=== Supplied records ===

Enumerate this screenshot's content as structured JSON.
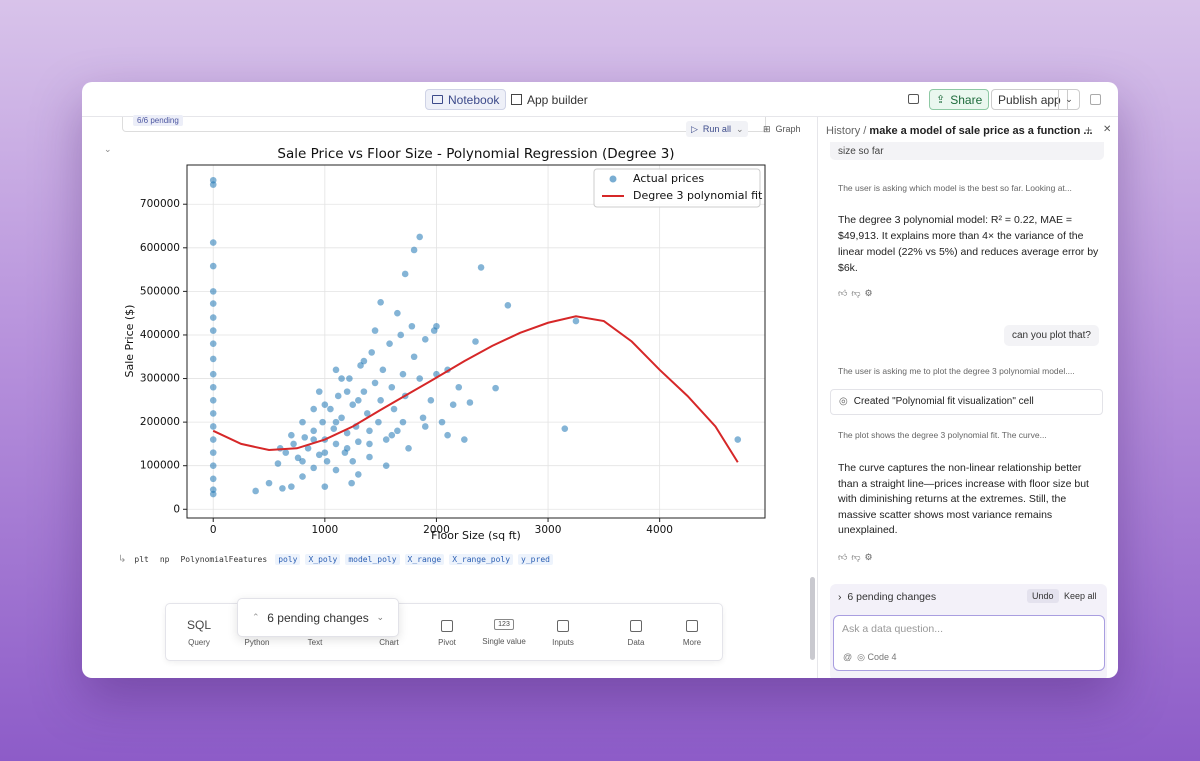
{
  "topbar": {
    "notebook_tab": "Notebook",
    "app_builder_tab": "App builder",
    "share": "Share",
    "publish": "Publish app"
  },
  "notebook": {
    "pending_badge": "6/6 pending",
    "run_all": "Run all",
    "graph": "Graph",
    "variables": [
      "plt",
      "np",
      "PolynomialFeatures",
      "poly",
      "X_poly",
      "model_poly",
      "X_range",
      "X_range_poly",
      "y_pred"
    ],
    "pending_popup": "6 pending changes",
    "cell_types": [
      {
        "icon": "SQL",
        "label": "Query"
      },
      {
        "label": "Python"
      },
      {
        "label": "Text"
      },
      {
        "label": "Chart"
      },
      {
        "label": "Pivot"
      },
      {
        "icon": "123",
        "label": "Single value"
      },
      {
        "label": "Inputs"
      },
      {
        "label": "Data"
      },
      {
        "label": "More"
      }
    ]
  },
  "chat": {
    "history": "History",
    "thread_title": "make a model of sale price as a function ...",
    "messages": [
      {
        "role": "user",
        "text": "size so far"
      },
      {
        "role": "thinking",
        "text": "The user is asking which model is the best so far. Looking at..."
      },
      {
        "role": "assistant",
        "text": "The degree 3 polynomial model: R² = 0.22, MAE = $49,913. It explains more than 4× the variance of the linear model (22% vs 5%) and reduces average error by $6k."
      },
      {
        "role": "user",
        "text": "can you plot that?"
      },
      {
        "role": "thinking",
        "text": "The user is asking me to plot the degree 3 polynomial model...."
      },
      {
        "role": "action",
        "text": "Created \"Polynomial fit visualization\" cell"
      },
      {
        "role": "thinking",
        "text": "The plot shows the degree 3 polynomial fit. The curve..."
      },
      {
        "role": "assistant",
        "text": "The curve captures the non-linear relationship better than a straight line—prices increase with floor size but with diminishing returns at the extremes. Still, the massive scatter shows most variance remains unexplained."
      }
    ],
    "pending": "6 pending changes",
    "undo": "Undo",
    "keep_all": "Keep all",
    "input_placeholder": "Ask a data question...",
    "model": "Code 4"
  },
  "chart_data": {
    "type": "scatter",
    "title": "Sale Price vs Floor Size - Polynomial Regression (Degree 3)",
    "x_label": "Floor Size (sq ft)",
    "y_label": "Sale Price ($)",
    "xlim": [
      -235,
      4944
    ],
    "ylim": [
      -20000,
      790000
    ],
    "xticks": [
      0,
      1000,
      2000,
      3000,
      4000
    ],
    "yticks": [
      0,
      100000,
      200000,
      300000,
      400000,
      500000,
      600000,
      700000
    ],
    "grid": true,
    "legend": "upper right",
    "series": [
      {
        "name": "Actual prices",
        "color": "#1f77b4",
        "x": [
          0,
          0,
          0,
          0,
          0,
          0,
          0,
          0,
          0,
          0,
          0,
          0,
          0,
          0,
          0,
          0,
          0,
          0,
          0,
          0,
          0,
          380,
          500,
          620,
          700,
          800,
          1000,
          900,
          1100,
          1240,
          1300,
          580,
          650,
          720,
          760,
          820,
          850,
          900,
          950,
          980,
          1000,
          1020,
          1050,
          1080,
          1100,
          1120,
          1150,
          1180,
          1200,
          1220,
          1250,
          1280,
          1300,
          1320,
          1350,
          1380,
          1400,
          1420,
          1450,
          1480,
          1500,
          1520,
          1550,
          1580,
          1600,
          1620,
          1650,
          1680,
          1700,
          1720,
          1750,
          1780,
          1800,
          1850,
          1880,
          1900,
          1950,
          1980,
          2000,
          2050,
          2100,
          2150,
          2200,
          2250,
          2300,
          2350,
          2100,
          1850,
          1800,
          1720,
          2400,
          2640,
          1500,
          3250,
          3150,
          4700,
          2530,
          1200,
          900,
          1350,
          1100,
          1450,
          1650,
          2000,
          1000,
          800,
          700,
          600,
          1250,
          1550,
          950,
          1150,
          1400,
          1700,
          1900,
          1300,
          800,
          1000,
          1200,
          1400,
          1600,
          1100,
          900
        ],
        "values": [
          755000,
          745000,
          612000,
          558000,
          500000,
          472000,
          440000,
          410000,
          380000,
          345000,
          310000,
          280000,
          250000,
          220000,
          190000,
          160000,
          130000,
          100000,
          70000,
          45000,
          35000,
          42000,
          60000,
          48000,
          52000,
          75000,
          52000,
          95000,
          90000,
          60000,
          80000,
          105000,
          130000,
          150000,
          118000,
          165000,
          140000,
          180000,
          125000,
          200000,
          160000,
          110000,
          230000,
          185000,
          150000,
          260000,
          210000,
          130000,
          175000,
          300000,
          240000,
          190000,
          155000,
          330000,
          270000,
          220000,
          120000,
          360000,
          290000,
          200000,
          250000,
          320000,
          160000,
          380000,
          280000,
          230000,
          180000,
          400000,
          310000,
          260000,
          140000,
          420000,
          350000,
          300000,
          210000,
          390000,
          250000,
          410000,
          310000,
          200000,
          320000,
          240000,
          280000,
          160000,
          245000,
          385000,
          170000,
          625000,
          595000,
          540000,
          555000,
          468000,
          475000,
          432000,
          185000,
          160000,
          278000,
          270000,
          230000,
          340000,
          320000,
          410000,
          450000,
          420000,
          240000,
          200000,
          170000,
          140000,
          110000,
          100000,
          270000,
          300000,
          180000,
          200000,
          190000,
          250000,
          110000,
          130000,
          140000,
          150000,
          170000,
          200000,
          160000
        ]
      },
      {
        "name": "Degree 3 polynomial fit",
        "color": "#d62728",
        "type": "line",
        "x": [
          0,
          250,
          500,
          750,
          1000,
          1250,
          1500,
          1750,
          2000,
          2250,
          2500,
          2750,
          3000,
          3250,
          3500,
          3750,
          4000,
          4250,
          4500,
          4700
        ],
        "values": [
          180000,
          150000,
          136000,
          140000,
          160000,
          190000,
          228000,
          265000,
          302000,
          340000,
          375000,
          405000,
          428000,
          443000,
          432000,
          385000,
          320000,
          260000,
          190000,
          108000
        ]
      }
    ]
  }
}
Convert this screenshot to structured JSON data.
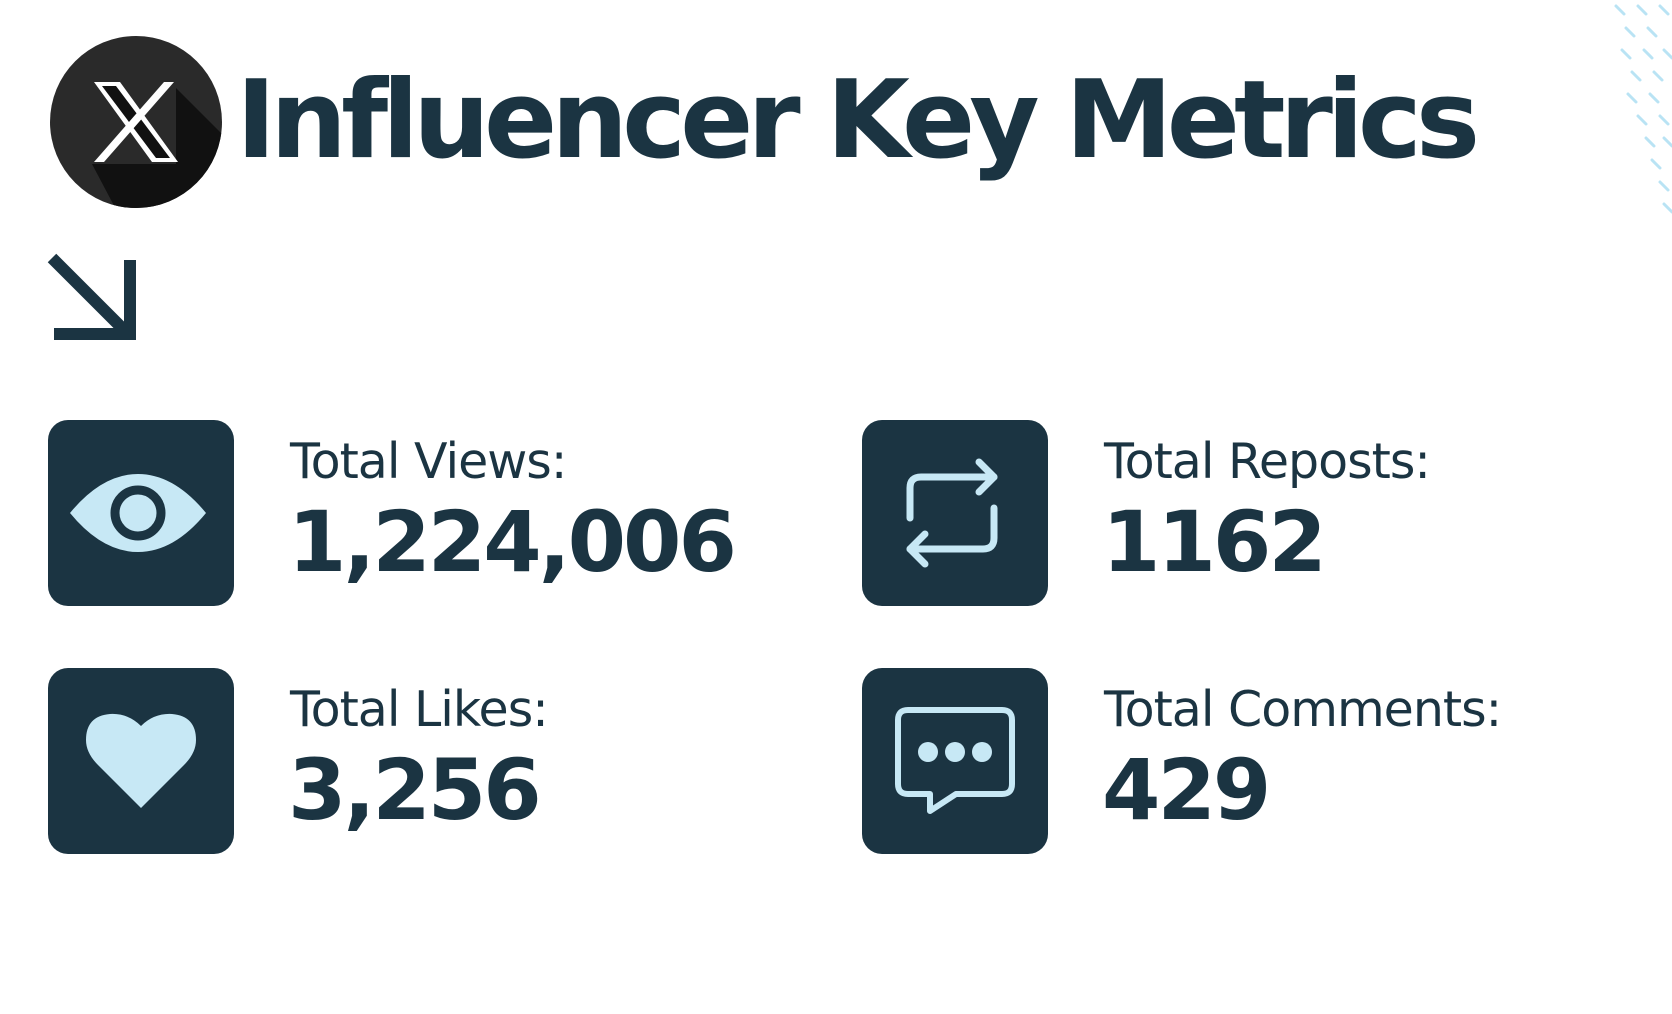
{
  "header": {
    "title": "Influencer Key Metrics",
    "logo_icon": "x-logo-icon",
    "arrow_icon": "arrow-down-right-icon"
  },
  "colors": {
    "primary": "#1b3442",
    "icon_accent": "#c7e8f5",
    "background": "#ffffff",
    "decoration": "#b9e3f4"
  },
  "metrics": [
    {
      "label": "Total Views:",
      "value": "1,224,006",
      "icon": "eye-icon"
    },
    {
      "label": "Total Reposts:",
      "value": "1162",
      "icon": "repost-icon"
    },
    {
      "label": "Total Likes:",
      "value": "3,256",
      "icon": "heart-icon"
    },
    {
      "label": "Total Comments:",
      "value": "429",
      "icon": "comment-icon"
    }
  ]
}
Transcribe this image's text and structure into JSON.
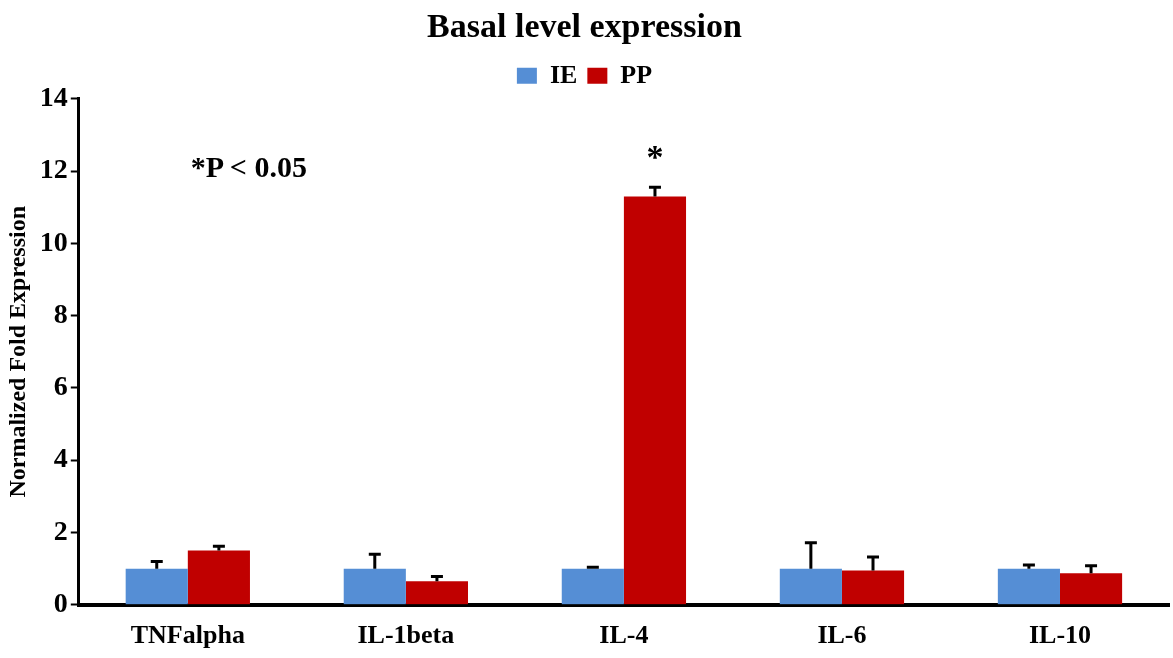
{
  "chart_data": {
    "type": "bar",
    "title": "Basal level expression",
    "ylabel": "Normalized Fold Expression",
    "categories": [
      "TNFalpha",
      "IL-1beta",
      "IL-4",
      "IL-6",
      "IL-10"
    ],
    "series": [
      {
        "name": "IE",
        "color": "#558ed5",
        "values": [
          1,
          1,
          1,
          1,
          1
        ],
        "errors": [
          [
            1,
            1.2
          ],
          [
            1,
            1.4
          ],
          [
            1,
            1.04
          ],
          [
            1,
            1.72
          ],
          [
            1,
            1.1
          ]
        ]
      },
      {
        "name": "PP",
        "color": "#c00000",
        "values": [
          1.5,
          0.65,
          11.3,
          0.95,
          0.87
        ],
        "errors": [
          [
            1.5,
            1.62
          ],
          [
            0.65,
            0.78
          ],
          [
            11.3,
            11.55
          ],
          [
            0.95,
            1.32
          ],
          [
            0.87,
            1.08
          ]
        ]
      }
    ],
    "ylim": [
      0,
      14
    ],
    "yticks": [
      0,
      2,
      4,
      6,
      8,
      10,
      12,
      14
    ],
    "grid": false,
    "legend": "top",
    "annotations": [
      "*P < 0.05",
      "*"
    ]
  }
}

===

Tell how many lines in the material contain the word "name". Only the number is wanted.

4